- Stored dataset items:
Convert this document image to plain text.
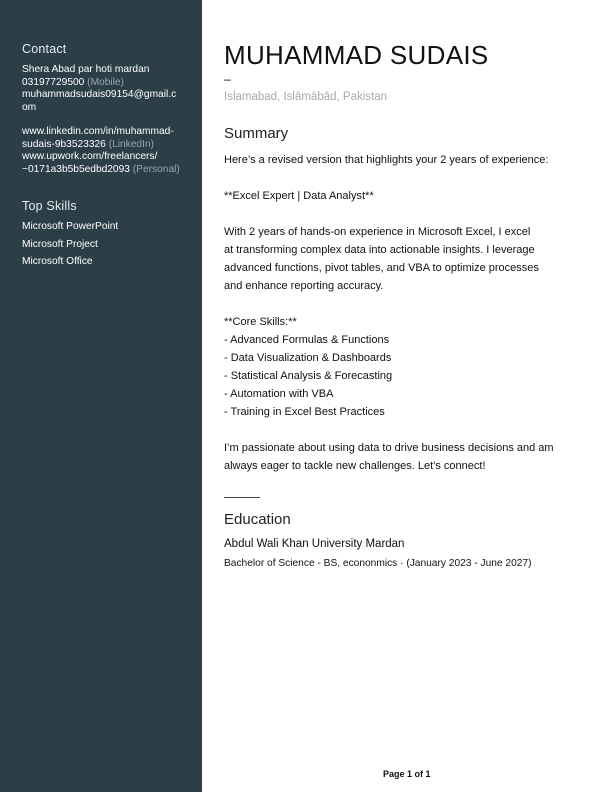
Contact
Shera Abad par hoti mardan
03197729500 (Mobile)
muhammadsudais09154@gmail.c
om
www.linkedin.com/in/muhammad-
sudais-9b3523326 (LinkedIn)
www.upwork.com/freelancers/
~0171a3b5b5edbd2093 (Personal)
Top Skills
Microsoft PowerPoint
Microsoft Project
Microsoft Office
MUHAMMAD SUDAIS
–
Islamabad, Islāmābād, Pakistan
Summary
Here’s a revised version that highlights your 2 years of experience:
**Excel Expert | Data Analyst**
With 2 years of hands-on experience in Microsoft Excel, I excel
at transforming complex data into actionable insights. I leverage
advanced functions, pivot tables, and VBA to optimize processes
and enhance reporting accuracy.
**Core Skills:**
- Advanced Formulas & Functions
- Data Visualization & Dashboards
- Statistical Analysis & Forecasting
- Automation with VBA
- Training in Excel Best Practices
I’m passionate about using data to drive business decisions and am
always eager to tackle new challenges. Let’s connect!
Education
Abdul Wali Khan University Mardan
Bachelor of Science - BS, econonmics · (January 2023 - June 2027)
Page 1 of 1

- PROBLEM DETAILS: Isolate each line of the listing above that includes "Excel". Copy it.

- THE OUTPUT:
**Excel Expert | Data Analyst**
With 2 years of hands-on experience in Microsoft Excel, I excel
- Training in Excel Best Practices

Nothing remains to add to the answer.